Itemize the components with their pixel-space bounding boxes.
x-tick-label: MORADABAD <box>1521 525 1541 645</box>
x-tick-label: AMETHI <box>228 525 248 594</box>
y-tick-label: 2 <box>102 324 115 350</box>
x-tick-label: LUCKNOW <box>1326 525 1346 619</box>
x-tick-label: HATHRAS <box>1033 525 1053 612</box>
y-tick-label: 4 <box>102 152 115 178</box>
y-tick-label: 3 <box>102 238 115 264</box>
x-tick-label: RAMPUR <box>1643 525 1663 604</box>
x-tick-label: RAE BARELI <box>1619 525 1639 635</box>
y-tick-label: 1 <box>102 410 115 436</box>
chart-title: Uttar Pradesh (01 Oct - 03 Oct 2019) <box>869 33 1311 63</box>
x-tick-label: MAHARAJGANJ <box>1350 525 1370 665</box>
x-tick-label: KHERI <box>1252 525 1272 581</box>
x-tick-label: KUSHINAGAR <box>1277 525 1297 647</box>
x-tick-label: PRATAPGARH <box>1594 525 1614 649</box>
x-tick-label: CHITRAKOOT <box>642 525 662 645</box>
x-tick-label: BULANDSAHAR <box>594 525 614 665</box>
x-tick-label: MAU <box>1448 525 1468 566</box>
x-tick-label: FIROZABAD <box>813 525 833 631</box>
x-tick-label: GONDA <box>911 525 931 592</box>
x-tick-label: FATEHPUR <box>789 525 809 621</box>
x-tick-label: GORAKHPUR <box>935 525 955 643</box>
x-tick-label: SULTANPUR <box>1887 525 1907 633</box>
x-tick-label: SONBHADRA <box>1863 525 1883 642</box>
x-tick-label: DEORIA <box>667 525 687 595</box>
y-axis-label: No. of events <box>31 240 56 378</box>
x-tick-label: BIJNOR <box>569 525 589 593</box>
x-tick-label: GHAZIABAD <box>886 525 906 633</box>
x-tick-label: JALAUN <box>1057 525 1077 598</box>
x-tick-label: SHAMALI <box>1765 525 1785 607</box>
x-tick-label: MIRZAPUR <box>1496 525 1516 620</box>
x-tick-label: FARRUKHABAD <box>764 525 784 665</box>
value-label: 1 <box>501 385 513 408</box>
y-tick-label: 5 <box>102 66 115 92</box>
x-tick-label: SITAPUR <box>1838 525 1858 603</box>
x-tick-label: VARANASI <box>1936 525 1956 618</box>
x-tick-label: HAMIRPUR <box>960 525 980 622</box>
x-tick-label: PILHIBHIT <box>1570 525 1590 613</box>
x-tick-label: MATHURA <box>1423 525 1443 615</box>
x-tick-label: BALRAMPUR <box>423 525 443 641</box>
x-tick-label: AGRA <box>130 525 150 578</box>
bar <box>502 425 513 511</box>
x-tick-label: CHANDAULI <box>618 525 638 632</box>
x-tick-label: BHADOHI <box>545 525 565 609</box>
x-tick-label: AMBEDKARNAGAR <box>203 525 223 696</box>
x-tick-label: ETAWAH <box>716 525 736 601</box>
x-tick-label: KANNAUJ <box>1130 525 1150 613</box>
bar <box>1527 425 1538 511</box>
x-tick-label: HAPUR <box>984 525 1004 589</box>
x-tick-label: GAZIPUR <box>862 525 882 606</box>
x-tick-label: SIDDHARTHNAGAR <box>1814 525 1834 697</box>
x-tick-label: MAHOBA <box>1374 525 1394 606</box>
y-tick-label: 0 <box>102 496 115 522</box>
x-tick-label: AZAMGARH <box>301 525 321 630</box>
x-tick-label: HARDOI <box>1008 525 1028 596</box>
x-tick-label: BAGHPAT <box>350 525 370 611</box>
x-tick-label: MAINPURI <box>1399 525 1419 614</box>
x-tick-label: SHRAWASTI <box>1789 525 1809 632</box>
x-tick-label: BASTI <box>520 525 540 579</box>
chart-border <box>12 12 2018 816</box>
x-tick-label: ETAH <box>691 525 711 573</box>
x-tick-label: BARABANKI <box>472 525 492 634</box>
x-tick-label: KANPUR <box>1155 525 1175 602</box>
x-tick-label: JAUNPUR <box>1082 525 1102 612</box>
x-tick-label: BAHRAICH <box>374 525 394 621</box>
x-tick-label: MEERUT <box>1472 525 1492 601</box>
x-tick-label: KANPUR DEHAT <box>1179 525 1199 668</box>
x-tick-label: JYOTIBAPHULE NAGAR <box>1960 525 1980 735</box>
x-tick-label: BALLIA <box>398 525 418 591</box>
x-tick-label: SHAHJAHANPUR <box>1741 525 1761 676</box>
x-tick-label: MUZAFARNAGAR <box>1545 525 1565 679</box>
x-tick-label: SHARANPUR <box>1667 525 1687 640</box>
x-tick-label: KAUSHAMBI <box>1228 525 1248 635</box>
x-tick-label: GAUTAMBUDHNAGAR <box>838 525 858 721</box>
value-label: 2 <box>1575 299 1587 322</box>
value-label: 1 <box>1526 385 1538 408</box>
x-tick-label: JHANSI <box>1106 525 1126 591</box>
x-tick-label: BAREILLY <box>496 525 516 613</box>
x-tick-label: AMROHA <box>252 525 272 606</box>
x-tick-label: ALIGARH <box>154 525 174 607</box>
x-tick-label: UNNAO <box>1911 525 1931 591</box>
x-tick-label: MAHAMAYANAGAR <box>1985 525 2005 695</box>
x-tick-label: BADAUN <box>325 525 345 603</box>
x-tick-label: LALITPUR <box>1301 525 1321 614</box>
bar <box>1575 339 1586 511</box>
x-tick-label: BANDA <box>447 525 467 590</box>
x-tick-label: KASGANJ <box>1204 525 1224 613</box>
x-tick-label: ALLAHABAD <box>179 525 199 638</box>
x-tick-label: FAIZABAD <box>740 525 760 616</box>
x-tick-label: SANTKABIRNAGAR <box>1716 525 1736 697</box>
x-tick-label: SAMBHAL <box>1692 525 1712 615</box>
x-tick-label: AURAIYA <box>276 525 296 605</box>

################

• **Short task**
Copy the entries from the very first line through the line that contains "y-axis-label: No. of", both ends included, switching "chart-title" to "heading" and leaving everything else as it is.

• **Exercise answer**
Itemize the components with their pixel-space bounding boxes.
x-tick-label: MORADABAD <box>1521 525 1541 645</box>
x-tick-label: AMETHI <box>228 525 248 594</box>
y-tick-label: 2 <box>102 324 115 350</box>
x-tick-label: LUCKNOW <box>1326 525 1346 619</box>
x-tick-label: HATHRAS <box>1033 525 1053 612</box>
y-tick-label: 4 <box>102 152 115 178</box>
y-tick-label: 3 <box>102 238 115 264</box>
x-tick-label: RAMPUR <box>1643 525 1663 604</box>
x-tick-label: RAE BARELI <box>1619 525 1639 635</box>
y-tick-label: 1 <box>102 410 115 436</box>
heading: Uttar Pradesh (01 Oct - 03 Oct 2019) <box>869 33 1311 63</box>
x-tick-label: MAHARAJGANJ <box>1350 525 1370 665</box>
x-tick-label: KHERI <box>1252 525 1272 581</box>
x-tick-label: KUSHINAGAR <box>1277 525 1297 647</box>
x-tick-label: PRATAPGARH <box>1594 525 1614 649</box>
x-tick-label: CHITRAKOOT <box>642 525 662 645</box>
x-tick-label: BULANDSAHAR <box>594 525 614 665</box>
x-tick-label: MAU <box>1448 525 1468 566</box>
x-tick-label: FIROZABAD <box>813 525 833 631</box>
x-tick-label: GONDA <box>911 525 931 592</box>
x-tick-label: FATEHPUR <box>789 525 809 621</box>
x-tick-label: GORAKHPUR <box>935 525 955 643</box>
x-tick-label: SULTANPUR <box>1887 525 1907 633</box>
x-tick-label: SONBHADRA <box>1863 525 1883 642</box>
x-tick-label: DEORIA <box>667 525 687 595</box>
y-axis-label: No. of events <box>31 240 56 378</box>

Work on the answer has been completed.